Start
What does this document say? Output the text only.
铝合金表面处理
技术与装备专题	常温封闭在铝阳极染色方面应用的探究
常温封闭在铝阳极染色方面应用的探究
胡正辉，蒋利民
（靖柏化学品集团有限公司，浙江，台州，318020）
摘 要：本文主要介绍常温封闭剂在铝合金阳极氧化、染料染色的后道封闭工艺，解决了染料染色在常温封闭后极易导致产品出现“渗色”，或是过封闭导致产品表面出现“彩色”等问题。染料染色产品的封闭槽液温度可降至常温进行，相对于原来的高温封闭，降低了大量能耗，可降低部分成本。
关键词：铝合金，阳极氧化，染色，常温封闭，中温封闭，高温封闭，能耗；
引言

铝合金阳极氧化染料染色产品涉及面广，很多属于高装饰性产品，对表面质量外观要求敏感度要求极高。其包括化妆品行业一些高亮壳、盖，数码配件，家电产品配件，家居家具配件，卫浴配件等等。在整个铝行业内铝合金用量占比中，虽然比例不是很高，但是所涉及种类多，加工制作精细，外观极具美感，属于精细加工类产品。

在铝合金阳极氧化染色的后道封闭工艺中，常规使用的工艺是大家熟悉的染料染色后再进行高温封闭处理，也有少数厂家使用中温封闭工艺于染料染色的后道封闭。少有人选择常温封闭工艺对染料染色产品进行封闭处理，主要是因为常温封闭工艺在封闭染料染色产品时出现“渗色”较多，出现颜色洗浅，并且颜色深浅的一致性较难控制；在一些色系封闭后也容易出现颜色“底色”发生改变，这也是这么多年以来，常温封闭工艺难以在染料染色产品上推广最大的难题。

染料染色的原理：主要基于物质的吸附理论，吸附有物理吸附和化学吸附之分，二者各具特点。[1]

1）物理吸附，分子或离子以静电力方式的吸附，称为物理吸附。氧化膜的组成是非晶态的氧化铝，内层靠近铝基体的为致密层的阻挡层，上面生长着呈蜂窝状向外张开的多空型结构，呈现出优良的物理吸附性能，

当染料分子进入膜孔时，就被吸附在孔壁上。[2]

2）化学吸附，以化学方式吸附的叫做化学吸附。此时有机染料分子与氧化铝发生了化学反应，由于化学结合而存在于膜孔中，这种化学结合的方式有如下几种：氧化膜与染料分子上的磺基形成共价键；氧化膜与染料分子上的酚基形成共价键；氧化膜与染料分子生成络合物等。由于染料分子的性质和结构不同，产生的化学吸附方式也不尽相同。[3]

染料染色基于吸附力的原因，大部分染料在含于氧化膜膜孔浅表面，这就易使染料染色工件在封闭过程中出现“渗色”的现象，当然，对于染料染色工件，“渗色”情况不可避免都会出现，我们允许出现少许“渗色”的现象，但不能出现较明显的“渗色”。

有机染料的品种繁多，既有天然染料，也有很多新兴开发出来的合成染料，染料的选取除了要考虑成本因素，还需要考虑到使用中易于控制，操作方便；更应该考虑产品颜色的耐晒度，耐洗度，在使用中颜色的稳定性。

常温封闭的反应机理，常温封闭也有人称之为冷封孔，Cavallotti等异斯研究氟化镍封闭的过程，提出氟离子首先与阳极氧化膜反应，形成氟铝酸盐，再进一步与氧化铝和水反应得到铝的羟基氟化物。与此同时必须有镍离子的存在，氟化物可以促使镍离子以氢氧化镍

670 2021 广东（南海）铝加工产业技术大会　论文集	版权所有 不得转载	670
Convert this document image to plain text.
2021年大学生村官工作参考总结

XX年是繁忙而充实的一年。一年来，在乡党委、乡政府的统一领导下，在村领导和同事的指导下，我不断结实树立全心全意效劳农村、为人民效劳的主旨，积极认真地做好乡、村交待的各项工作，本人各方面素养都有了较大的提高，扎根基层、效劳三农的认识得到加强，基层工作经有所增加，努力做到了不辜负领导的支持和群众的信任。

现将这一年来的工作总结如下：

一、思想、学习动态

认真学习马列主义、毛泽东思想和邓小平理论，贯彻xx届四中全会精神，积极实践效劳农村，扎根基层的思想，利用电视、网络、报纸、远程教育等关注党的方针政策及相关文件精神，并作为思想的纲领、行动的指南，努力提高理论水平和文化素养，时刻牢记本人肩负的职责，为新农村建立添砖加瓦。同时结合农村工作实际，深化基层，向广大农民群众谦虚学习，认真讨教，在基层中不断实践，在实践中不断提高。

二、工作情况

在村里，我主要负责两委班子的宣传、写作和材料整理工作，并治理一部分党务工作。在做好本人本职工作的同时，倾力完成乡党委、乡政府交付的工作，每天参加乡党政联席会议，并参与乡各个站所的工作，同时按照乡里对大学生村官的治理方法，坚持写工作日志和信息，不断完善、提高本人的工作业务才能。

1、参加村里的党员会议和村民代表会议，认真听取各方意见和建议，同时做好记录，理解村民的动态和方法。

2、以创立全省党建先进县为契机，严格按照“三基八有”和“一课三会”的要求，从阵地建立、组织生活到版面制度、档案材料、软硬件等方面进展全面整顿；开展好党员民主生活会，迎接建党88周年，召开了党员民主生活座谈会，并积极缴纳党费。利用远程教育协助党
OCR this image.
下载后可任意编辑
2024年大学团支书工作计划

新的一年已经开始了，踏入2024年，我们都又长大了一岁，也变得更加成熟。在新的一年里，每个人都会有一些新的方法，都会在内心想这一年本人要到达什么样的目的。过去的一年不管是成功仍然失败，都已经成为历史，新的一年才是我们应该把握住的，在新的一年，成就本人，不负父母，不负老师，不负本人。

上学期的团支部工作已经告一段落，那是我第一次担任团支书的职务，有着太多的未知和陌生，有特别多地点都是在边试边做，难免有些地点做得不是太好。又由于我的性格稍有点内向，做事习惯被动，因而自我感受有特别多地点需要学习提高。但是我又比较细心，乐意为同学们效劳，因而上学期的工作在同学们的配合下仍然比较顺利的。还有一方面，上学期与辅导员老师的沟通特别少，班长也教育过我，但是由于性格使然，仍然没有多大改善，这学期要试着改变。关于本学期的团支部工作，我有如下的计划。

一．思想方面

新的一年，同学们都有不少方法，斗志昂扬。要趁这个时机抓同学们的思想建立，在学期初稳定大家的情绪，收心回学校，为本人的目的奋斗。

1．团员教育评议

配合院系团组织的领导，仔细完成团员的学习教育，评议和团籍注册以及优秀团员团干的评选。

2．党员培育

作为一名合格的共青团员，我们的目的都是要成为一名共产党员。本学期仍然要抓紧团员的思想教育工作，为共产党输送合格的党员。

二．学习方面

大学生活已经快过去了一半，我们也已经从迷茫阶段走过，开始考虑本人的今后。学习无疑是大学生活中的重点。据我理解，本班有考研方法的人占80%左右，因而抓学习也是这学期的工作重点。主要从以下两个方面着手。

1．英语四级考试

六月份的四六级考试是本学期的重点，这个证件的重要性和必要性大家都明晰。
End
Return every record above exactly as it appears.

What does this document say? Output the text only.
铝合金表面处理
技术与装备专题	常温封闭在铝阳极染色方面应用的探究
常温封闭在铝阳极染色方面应用的探究
胡正辉，蒋利民
（靖柏化学品集团有限公司，浙江，台州，318020）
摘 要：本文主要介绍常温封闭剂在铝合金阳极氧化、染料染色的后道封闭工艺，解决了染料染色在常温封闭后极易导致产品出现“渗色”，或是过封闭导致产品表面出现“彩色”等问题。染料染色产品的封闭槽液温度可降至常温进行，相对于原来的高温封闭，降低了大量能耗，可降低部分成本。
关键词：铝合金，阳极氧化，染色，常温封闭，中温封闭，高温封闭，能耗；
引言

铝合金阳极氧化染料染色产品涉及面广，很多属于高装饰性产品，对表面质量外观要求敏感度要求极高。其包括化妆品行业一些高亮壳、盖，数码配件，家电产品配件，家居家具配件，卫浴配件等等。在整个铝行业内铝合金用量占比中，虽然比例不是很高，但是所涉及种类多，加工制作精细，外观极具美感，属于精细加工类产品。

在铝合金阳极氧化染色的后道封闭工艺中，常规使用的工艺是大家熟悉的染料染色后再进行高温封闭处理，也有少数厂家使用中温封闭工艺于染料染色的后道封闭。少有人选择常温封闭工艺对染料染色产品进行封闭处理，主要是因为常温封闭工艺在封闭染料染色产品时出现“渗色”较多，出现颜色洗浅，并且颜色深浅的一致性较难控制；在一些色系封闭后也容易出现颜色“底色”发生改变，这也是这么多年以来，常温封闭工艺难以在染料染色产品上推广最大的难题。

染料染色的原理：主要基于物质的吸附理论，吸附有物理吸附和化学吸附之分，二者各具特点。[1]

1）物理吸附，分子或离子以静电力方式的吸附，称为物理吸附。氧化膜的组成是非晶态的氧化铝，内层靠近铝基体的为致密层的阻挡层，上面生长着呈蜂窝状向外张开的多空型结构，呈现出优良的物理吸附性能，

当染料分子进入膜孔时，就被吸附在孔壁上。[2]

2）化学吸附，以化学方式吸附的叫做化学吸附。此时有机染料分子与氧化铝发生了化学反应，由于化学结合而存在于膜孔中，这种化学结合的方式有如下几种：氧化膜与染料分子上的磺基形成共价键；氧化膜与染料分子上的酚基形成共价键；氧化膜与染料分子生成络合物等。由于染料分子的性质和结构不同，产生的化学吸附方式也不尽相同。[3]

染料染色基于吸附力的原因，大部分染料在含于氧化膜膜孔浅表面，这就易使染料染色工件在封闭过程中出现“渗色”的现象，当然，对于染料染色工件，“渗色”情况不可避免都会出现，我们允许出现少许“渗色”的现象，但不能出现较明显的“渗色”。

有机染料的品种繁多，既有天然染料，也有很多新兴开发出来的合成染料，染料的选取除了要考虑成本因素，还需要考虑到使用中易于控制，操作方便；更应该考虑产品颜色的耐晒度，耐洗度，在使用中颜色的稳定性。

常温封闭的反应机理，常温封闭也有人称之为冷封孔，Cavallotti等异斯研究氟化镍封闭的过程，提出氟离子首先与阳极氧化膜反应，形成氟铝酸盐，再进一步与氧化铝和水反应得到铝的羟基氟化物。与此同时必须有镍离子的存在，氟化物可以促使镍离子以氢氧化镍

670 2021 广东（南海）铝加工产业技术大会　论文集	版权所有 不得转载	670
Convert this document image to plain text.
2021年大学生村官工作参考总结

XX年是繁忙而充实的一年。一年来，在乡党委、乡政府的统一领导下，在村领导和同事的指导下，我不断结实树立全心全意效劳农村、为人民效劳的主旨，积极认真地做好乡、村交待的各项工作，本人各方面素养都有了较大的提高，扎根基层、效劳三农的认识得到加强，基层工作经有所增加，努力做到了不辜负领导的支持和群众的信任。

现将这一年来的工作总结如下：

一、思想、学习动态

认真学习马列主义、毛泽东思想和邓小平理论，贯彻xx届四中全会精神，积极实践效劳农村，扎根基层的思想，利用电视、网络、报纸、远程教育等关注党的方针政策及相关文件精神，并作为思想的纲领、行动的指南，努力提高理论水平和文化素养，时刻牢记本人肩负的职责，为新农村建立添砖加瓦。同时结合农村工作实际，深化基层，向广大农民群众谦虚学习，认真讨教，在基层中不断实践，在实践中不断提高。

二、工作情况

在村里，我主要负责两委班子的宣传、写作和材料整理工作，并治理一部分党务工作。在做好本人本职工作的同时，倾力完成乡党委、乡政府交付的工作，每天参加乡党政联席会议，并参与乡各个站所的工作，同时按照乡里对大学生村官的治理方法，坚持写工作日志和信息，不断完善、提高本人的工作业务才能。

1、参加村里的党员会议和村民代表会议，认真听取各方意见和建议，同时做好记录，理解村民的动态和方法。

2、以创立全省党建先进县为契机，严格按照“三基八有”和“一课三会”的要求，从阵地建立、组织生活到版面制度、档案材料、软硬件等方面进展全面整顿；开展好党员民主生活会，迎接建党88周年，召开了党员民主生活座谈会，并积极缴纳党费。利用远程教育协助党
OCR this image.
下载后可任意编辑
2024年大学团支书工作计划

新的一年已经开始了，踏入2024年，我们都又长大了一岁，也变得更加成熟。在新的一年里，每个人都会有一些新的方法，都会在内心想这一年本人要到达什么样的目的。过去的一年不管是成功仍然失败，都已经成为历史，新的一年才是我们应该把握住的，在新的一年，成就本人，不负父母，不负老师，不负本人。

上学期的团支部工作已经告一段落，那是我第一次担任团支书的职务，有着太多的未知和陌生，有特别多地点都是在边试边做，难免有些地点做得不是太好。又由于我的性格稍有点内向，做事习惯被动，因而自我感受有特别多地点需要学习提高。但是我又比较细心，乐意为同学们效劳，因而上学期的工作在同学们的配合下仍然比较顺利的。还有一方面，上学期与辅导员老师的沟通特别少，班长也教育过我，但是由于性格使然，仍然没有多大改善，这学期要试着改变。关于本学期的团支部工作，我有如下的计划。

一．思想方面

新的一年，同学们都有不少方法，斗志昂扬。要趁这个时机抓同学们的思想建立，在学期初稳定大家的情绪，收心回学校，为本人的目的奋斗。

1．团员教育评议

配合院系团组织的领导，仔细完成团员的学习教育，评议和团籍注册以及优秀团员团干的评选。

2．党员培育

作为一名合格的共青团员，我们的目的都是要成为一名共产党员。本学期仍然要抓紧团员的思想教育工作，为共产党输送合格的党员。

二．学习方面

大学生活已经快过去了一半，我们也已经从迷茫阶段走过，开始考虑本人的今后。学习无疑是大学生活中的重点。据我理解，本班有考研方法的人占80%左右，因而抓学习也是这学期的工作重点。主要从以下两个方面着手。

1．英语四级考试

六月份的四六级考试是本学期的重点，这个证件的重要性和必要性大家都明晰。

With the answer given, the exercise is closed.